***** Material to process *****

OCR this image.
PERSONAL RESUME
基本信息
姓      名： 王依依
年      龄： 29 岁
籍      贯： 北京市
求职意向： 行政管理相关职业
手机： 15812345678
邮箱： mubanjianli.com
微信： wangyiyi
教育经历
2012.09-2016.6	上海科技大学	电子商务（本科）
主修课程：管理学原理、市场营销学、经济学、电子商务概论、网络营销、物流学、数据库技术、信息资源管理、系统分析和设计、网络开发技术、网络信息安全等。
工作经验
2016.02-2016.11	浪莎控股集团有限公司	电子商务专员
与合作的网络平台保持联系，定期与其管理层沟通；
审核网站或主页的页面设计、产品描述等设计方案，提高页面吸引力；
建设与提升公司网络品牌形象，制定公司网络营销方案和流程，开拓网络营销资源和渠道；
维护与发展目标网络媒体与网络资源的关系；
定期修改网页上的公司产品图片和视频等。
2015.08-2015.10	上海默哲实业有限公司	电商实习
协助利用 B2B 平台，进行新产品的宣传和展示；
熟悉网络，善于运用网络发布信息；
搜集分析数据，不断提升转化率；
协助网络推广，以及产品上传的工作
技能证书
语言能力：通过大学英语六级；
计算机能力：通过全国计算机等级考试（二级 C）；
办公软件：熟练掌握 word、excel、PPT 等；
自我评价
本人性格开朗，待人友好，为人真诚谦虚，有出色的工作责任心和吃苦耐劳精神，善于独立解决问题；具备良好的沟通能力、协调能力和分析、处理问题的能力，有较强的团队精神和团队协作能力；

*****

Exercise directions => Copy the records above exactly as they appear.

Final result =>
OCR this image.
PERSONAL RESUME
基本信息
姓      名： 王依依
年      龄： 29 岁
籍      贯： 北京市
求职意向： 行政管理相关职业
手机： 15812345678
邮箱： mubanjianli.com
微信： wangyiyi
教育经历
2012.09-2016.6	上海科技大学	电子商务（本科）
主修课程：管理学原理、市场营销学、经济学、电子商务概论、网络营销、物流学、数据库技术、信息资源管理、系统分析和设计、网络开发技术、网络信息安全等。
工作经验
2016.02-2016.11	浪莎控股集团有限公司	电子商务专员
与合作的网络平台保持联系，定期与其管理层沟通；
审核网站或主页的页面设计、产品描述等设计方案，提高页面吸引力；
建设与提升公司网络品牌形象，制定公司网络营销方案和流程，开拓网络营销资源和渠道；
维护与发展目标网络媒体与网络资源的关系；
定期修改网页上的公司产品图片和视频等。
2015.08-2015.10	上海默哲实业有限公司	电商实习
协助利用 B2B 平台，进行新产品的宣传和展示；
熟悉网络，善于运用网络发布信息；
搜集分析数据，不断提升转化率；
协助网络推广，以及产品上传的工作
技能证书
语言能力：通过大学英语六级；
计算机能力：通过全国计算机等级考试（二级 C）；
办公软件：熟练掌握 word、excel、PPT 等；
自我评价
本人性格开朗，待人友好，为人真诚谦虚，有出色的工作责任心和吃苦耐劳精神，善于独立解决问题；具备良好的沟通能力、协调能力和分析、处理问题的能力，有较强的团队精神和团队协作能力；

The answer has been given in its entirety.